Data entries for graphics
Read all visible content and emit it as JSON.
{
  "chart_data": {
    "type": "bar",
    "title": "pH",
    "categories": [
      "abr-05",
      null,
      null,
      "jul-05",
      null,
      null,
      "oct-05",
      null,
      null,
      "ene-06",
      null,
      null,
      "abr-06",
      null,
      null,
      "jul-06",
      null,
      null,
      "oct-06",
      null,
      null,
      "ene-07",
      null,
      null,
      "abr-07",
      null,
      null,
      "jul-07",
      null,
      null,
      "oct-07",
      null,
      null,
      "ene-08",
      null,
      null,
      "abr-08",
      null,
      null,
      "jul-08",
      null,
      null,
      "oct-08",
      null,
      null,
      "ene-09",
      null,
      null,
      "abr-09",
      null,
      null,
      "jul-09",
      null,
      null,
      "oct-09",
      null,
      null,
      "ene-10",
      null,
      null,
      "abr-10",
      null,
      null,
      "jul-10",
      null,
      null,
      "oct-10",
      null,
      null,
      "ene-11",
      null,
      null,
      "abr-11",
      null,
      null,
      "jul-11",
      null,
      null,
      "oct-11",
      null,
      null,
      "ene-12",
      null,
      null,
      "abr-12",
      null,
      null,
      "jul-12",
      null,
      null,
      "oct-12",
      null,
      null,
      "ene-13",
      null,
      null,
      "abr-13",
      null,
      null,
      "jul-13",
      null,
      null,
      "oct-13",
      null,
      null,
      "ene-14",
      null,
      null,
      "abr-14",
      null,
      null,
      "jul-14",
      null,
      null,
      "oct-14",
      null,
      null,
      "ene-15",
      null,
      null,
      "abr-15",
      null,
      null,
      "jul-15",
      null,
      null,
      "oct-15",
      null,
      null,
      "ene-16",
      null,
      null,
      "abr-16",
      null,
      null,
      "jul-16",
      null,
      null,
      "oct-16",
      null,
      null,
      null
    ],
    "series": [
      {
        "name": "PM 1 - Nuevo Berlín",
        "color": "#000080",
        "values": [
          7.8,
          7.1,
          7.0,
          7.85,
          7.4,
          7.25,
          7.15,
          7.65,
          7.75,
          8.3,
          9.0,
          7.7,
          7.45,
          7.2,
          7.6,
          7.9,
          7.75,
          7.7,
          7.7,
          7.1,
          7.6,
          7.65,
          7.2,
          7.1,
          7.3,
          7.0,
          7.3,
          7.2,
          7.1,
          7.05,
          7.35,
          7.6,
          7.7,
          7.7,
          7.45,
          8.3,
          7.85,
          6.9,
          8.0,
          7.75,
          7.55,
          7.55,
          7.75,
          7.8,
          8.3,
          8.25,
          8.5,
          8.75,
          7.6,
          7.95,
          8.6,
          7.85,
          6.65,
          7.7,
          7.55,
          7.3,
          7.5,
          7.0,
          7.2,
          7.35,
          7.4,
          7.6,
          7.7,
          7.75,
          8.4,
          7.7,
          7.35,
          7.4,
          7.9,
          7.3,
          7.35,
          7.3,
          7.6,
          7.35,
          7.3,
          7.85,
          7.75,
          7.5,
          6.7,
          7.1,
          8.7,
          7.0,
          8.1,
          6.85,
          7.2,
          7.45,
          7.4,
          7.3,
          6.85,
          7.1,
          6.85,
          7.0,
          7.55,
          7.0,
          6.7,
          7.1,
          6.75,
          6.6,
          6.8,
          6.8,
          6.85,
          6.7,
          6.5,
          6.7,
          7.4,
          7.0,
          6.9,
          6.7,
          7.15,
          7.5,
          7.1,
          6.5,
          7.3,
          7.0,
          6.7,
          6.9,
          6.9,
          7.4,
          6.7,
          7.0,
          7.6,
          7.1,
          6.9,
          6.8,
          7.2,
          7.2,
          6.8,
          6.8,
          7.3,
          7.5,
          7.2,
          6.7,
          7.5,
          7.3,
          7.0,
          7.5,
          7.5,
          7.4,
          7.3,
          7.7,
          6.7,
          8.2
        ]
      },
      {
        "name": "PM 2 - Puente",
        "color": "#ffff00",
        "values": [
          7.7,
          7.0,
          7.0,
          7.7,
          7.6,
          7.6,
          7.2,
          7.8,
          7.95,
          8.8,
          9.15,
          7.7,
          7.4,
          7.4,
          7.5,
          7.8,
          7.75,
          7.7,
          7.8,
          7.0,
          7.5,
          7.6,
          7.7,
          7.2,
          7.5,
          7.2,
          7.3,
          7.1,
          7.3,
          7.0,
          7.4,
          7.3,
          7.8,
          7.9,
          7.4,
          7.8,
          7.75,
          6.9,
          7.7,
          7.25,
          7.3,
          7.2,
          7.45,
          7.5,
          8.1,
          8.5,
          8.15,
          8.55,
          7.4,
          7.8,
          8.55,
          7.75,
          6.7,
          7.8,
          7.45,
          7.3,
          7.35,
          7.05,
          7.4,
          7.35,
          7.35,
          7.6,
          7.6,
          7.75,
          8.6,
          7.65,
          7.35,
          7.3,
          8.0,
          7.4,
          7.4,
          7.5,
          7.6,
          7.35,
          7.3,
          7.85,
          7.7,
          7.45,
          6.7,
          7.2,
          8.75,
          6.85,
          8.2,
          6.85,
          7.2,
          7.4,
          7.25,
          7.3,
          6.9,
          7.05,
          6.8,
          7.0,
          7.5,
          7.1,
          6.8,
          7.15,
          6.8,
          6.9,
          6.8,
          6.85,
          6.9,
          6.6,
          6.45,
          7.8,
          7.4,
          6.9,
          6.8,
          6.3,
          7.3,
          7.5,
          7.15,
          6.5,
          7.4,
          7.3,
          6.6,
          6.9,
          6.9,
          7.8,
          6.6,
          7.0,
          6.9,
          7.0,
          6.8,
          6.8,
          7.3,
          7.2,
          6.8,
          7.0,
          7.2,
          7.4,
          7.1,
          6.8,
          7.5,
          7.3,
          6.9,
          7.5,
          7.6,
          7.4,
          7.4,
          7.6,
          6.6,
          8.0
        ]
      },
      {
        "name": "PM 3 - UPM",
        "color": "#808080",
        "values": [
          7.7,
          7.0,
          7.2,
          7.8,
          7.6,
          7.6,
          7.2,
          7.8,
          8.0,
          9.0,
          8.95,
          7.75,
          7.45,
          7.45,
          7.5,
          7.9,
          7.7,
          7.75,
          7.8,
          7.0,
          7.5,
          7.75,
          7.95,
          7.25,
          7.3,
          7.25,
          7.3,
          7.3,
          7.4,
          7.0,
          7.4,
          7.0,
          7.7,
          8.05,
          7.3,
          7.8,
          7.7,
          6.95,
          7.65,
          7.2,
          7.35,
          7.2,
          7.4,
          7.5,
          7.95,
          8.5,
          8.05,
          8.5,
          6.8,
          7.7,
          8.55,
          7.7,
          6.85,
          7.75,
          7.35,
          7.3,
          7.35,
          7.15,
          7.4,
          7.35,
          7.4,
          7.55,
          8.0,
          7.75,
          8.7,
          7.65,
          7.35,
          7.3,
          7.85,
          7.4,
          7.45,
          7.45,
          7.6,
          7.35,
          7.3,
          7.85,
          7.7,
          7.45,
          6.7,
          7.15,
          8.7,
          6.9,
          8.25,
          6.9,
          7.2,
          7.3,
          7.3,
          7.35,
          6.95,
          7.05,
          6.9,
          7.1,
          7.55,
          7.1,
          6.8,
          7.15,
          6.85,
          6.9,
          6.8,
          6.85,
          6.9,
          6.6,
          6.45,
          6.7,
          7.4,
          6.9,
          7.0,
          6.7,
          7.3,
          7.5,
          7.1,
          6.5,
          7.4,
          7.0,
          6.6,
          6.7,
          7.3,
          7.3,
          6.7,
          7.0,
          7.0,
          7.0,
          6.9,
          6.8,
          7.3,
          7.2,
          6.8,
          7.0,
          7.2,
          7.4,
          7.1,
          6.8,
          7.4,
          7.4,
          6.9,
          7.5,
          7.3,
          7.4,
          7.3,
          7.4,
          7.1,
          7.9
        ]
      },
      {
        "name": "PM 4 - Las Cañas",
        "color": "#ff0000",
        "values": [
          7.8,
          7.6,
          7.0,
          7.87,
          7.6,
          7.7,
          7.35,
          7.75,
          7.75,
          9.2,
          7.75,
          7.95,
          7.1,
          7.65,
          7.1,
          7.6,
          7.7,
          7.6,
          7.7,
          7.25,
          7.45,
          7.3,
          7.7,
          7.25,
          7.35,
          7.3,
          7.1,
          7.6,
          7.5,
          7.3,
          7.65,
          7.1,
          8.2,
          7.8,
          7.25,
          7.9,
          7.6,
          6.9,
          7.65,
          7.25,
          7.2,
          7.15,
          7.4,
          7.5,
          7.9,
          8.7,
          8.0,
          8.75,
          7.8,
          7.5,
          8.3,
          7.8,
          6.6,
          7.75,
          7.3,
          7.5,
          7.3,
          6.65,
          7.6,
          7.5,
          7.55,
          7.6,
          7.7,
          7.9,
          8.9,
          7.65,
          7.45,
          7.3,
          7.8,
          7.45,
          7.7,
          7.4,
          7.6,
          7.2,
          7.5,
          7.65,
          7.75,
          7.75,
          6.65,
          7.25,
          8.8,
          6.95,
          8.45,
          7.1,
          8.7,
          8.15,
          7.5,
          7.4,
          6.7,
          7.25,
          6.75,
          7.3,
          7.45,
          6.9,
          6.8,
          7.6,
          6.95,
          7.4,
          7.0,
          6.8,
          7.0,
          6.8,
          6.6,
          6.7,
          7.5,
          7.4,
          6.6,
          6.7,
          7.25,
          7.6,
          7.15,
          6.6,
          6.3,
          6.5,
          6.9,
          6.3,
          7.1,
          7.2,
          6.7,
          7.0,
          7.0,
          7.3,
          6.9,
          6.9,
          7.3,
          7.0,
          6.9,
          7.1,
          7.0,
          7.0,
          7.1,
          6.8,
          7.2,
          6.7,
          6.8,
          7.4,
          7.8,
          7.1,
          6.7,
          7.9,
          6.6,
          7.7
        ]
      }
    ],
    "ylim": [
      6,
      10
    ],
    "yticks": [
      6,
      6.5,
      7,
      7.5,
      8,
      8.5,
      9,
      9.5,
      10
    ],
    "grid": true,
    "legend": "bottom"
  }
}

▶ **To be done**
Take every line containing the word "name" and copy it.

▶ **Exercise response**
        "name": "PM 1 - Nuevo Berlín",
        "name": "PM 2 - Puente",
        "name": "PM 3 - UPM",
        "name": "PM 4 - Las Cañas",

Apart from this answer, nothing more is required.